#### Vorgelegter Text

Mechtild Gomolla, Professorin für Erziehungswissenschaft, beschäftigt sich mit den institutionellen Ursachen von Bildungsungleichheit. Barrieren, durch welche bestimmte soziale Gruppen benachteiligt werden, sind auf allen Ebenen der Institution Schule zu finden, sagt sie.
Akzente: Sind die Ursachen von Bildungsungleichheiten in der Schule zu finden?
Gomolla: So lässt sich das nicht sagen. Die Schule bildet soziale Ungleichheiten weder einfach ab noch funktioniert sie bei deren Reproduktion ausschliesslich als Übersetzerin sozialer Machtverhältnisse. Heute lenken viele Studien im deutschsprachigen Raum den Blick hauptsächlich auf ausserschulische Ursachen von Bildungsungleichheiten. Der Anregungsgehalt in bestimmten sozialen Milieus und Bildungsentscheidungen von Eltern werden als primäre Ursachen von Bildungsungleichheiten genannt. Solche Studien lassen ausser Acht, dass familiale Ausgangsbedingungen keine statischen Grössen sind, sondern teilweise durch die Schule selbst bedingt sind. Bildungsentscheidungen der Eltern hängen zum Beispiel auch von der Kommunikation zwischen Lehrperson und Eltern ab.
Welche schulischen Mechanismen führen zu Ungleichheiten?
Eine wichtige Rolle spielen Erwartungseffekte. Lehrpersonen begegnen Mädchen und Jungen im naturwissenschaftlichen Unterricht mit anderen Erwartungen, Kindern mit Migrationshintergrund oder körperlicher Behinderung wird weniger zugetraut. Diese Erwartungshaltung der Lehrperson drückt sich in der Aufmerksamkeit aus, die dem Kind entgegengebracht wird, sowie im Anforderungsniveau des Lernangebots, der Platzierung im Unterricht oder der Kommunikation mit Eltern. Kinder nehmen zudem die Konfrontation mit Stereotypen sehr wohl wahr, was sich etwa durch verminderte Aufmerksamkeit für die Lernaufgaben oder niedrige eigene Erfolgserwartungen auf ihr Leistungsvermögen auswirkt.

########
#### Gespeicherte Daten

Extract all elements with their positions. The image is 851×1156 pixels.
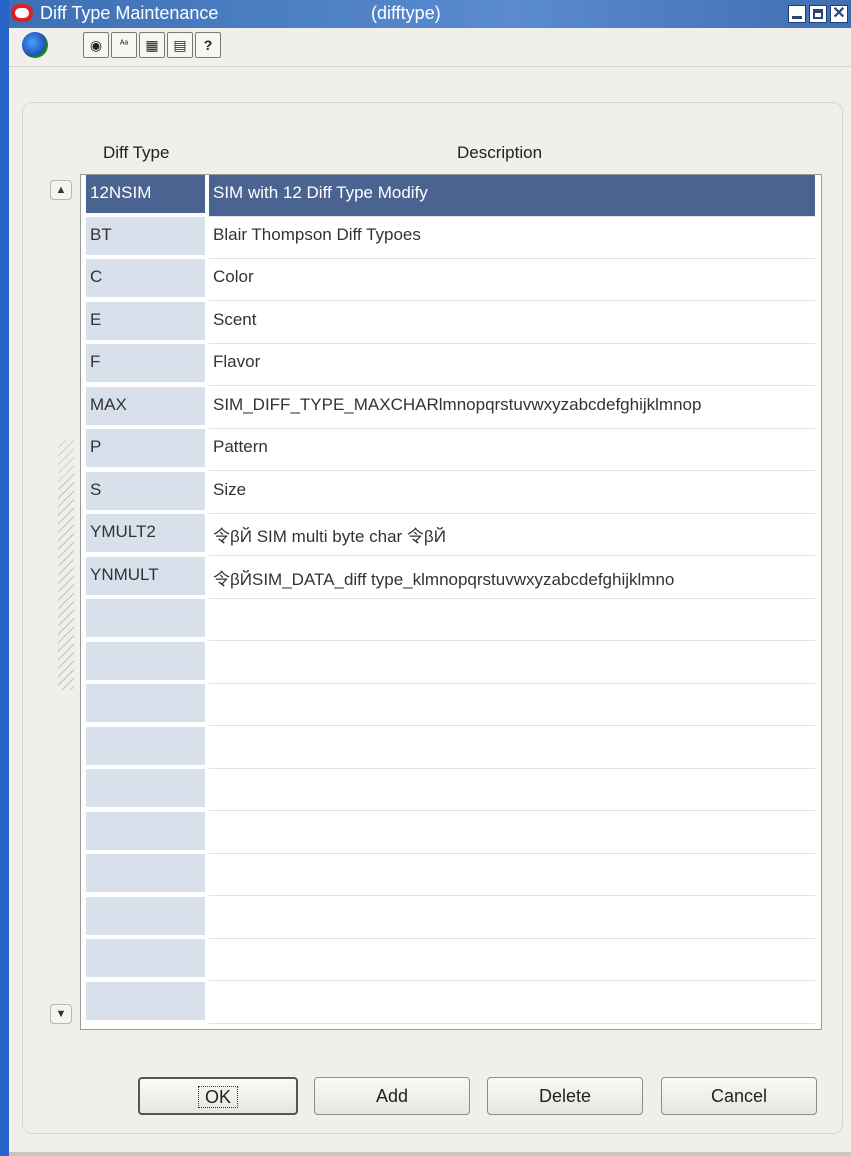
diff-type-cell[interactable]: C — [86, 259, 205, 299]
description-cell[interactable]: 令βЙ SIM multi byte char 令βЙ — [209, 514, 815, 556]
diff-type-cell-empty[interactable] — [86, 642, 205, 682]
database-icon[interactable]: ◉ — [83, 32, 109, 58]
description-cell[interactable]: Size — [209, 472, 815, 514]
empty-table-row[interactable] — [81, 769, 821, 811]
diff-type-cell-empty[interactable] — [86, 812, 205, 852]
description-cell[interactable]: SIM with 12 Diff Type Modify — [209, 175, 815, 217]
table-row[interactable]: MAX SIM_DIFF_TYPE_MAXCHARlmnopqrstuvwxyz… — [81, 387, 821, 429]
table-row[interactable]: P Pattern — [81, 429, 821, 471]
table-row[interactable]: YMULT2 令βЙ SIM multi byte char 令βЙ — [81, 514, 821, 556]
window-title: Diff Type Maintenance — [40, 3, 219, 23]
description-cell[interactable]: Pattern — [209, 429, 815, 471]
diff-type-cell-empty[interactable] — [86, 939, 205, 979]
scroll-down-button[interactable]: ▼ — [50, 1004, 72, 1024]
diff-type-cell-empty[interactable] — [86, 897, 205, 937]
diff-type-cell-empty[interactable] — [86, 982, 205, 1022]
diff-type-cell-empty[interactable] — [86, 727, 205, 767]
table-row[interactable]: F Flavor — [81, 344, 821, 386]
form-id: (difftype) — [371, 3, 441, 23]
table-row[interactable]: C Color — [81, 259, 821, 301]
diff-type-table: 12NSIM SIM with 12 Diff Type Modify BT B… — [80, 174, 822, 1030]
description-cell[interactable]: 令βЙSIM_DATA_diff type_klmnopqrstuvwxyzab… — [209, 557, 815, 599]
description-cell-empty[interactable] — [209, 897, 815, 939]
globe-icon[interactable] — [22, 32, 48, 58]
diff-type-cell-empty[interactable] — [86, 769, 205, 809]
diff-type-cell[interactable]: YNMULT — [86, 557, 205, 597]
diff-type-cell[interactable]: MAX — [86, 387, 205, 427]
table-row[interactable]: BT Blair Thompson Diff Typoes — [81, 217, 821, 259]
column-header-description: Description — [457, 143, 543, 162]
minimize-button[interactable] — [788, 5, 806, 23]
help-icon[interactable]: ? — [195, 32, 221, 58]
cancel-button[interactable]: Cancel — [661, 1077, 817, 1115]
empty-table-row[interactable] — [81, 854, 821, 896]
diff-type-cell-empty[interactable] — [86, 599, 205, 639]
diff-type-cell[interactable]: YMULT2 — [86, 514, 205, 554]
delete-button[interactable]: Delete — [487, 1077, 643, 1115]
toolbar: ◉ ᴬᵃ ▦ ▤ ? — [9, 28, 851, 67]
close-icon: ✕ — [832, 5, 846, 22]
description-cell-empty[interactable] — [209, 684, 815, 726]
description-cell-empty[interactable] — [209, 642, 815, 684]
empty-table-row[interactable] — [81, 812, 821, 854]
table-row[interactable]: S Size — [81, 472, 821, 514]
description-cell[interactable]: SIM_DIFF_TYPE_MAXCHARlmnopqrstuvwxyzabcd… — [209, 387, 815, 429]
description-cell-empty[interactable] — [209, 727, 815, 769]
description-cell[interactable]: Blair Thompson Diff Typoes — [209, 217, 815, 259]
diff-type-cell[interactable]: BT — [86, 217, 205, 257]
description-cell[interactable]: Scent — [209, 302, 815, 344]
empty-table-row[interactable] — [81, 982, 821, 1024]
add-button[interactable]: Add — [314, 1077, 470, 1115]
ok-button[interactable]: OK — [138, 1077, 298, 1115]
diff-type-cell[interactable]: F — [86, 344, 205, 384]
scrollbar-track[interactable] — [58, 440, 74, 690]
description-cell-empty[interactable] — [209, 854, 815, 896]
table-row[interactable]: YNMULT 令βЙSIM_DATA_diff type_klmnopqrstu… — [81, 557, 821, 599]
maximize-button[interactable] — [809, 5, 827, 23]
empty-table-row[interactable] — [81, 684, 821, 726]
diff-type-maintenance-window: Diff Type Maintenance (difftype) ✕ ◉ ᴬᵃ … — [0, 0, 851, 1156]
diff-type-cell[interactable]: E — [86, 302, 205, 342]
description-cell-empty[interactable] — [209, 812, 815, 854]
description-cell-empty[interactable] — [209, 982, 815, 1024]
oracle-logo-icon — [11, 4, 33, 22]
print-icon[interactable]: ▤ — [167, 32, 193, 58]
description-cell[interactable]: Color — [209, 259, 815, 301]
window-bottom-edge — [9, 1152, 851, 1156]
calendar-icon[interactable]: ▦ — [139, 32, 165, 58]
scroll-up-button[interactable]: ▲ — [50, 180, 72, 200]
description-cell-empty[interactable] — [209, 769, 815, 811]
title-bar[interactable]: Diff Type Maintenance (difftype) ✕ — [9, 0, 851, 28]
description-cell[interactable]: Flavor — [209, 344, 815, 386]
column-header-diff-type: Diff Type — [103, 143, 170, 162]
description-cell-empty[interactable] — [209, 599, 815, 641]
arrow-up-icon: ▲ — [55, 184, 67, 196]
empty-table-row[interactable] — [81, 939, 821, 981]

########

• **Aufgabe 1**: Was nennen viele Studien laut dem Text über Bildungsungleichheit als primäre Ursachen von Bildungsungleichheiten?
• **Aufgabe 2**: Schreibe aus dem Text über Bildungsungleichheit die Stelle von „Mechtild Gomolla, Professorin für“ bis einschließlich „Schule zu finden?“ genau ab.

• **Richtige Antwort 1**: Den Anregungsgehalt in bestimmten sozialen Milieus und die Bildungsentscheidungen von Eltern.

• **Richtige Antwort 2**:
Mechtild Gomolla, Professorin für Erziehungswissenschaft, beschäftigt sich mit den institutionellen Ursachen von Bildungsungleichheit. Barrieren, durch welche bestimmte soziale Gruppen benachteiligt werden, sind auf allen Ebenen der Institution Schule zu finden, sagt sie.
Akzente: Sind die Ursachen von Bildungsungleichheiten in der Schule zu finden?